#### STATED PROBLEM
Extract the entries in their exact form.

----

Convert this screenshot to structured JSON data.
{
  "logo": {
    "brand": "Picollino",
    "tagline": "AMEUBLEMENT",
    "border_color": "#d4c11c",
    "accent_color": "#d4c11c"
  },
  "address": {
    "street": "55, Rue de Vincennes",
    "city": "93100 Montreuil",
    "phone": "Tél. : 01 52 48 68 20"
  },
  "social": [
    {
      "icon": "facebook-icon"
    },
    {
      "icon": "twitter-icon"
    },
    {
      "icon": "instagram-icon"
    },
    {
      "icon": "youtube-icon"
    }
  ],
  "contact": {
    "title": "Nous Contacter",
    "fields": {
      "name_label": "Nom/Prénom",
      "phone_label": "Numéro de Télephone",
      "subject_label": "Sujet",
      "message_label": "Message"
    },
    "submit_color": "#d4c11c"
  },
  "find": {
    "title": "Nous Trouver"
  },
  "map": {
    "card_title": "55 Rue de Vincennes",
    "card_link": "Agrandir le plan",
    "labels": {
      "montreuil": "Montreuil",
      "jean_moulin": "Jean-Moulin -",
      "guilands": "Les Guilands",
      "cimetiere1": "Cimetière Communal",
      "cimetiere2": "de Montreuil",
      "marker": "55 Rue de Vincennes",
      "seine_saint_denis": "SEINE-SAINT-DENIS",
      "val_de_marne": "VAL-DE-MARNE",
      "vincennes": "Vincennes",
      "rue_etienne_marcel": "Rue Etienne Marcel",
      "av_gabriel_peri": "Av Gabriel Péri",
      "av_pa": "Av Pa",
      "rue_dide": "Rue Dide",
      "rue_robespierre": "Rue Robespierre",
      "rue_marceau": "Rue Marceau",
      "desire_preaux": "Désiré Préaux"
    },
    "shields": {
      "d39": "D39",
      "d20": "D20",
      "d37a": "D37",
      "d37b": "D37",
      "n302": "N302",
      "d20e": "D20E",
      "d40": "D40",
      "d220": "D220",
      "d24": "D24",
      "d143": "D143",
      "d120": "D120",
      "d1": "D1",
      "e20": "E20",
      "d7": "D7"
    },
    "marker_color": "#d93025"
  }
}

----

#### CORRECT RESULT
Convert this screenshot to structured JSON data.
{
  "logo": {
    "brand": "Picollino",
    "tagline": "AMEUBLEMENT",
    "border_color": "#d4c11c",
    "accent_color": "#d4c11c"
  },
  "address": {
    "street": "55, Rue de Vincennes",
    "city": "93100 Montreuil",
    "phone": "Tél. : 01 52 48 68 20"
  },
  "social": [
    {
      "icon": "facebook-icon"
    },
    {
      "icon": "twitter-icon"
    },
    {
      "icon": "instagram-icon"
    },
    {
      "icon": "youtube-icon"
    }
  ],
  "contact": {
    "title": "Nous Contacter",
    "fields": {
      "name_label": "Nom/Prénom",
      "phone_label": "Numéro de Télephone",
      "subject_label": "Sujet",
      "message_label": "Message"
    },
    "submit_color": "#d4c11c"
  },
  "find": {
    "title": "Nous Trouver"
  },
  "map": {
    "card_title": "55 Rue de Vincennes",
    "card_link": "Agrandir le plan",
    "labels": {
      "montreuil": "Montreuil",
      "jean_moulin": "Jean-Moulin -",
      "guilands": "Les Guilands",
      "cimetiere1": "Cimetière Communal",
      "cimetiere2": "de Montreuil",
      "marker": "55 Rue de Vincennes",
      "seine_saint_denis": "SEINE-SAINT-DENIS",
      "val_de_marne": "VAL-DE-MARNE",
      "vincennes": "Vincennes",
      "rue_etienne_marcel": "Rue Etienne Marcel",
      "av_gabriel_peri": "Av Gabriel Péri",
      "av_pa": "Av Pa",
      "rue_dide": "Rue Dide",
      "rue_robespierre": "Rue Robespierre",
      "rue_marceau": "Rue Marceau",
      "desire_preaux": "Désiré Préaux"
    },
    "shields": {
      "d39": "D39",
      "d20": "D20",
      "d37a": "D37",
      "d37b": "D37",
      "n302": "N302",
      "d20e": "D20E",
      "d40": "D40",
      "d220": "D220",
      "d24": "D24",
      "d143": "D143",
      "d120": "D120",
      "d1": "D1",
      "e20": "E20",
      "d7": "D7"
    },
    "marker_color": "#d93025"
  }
}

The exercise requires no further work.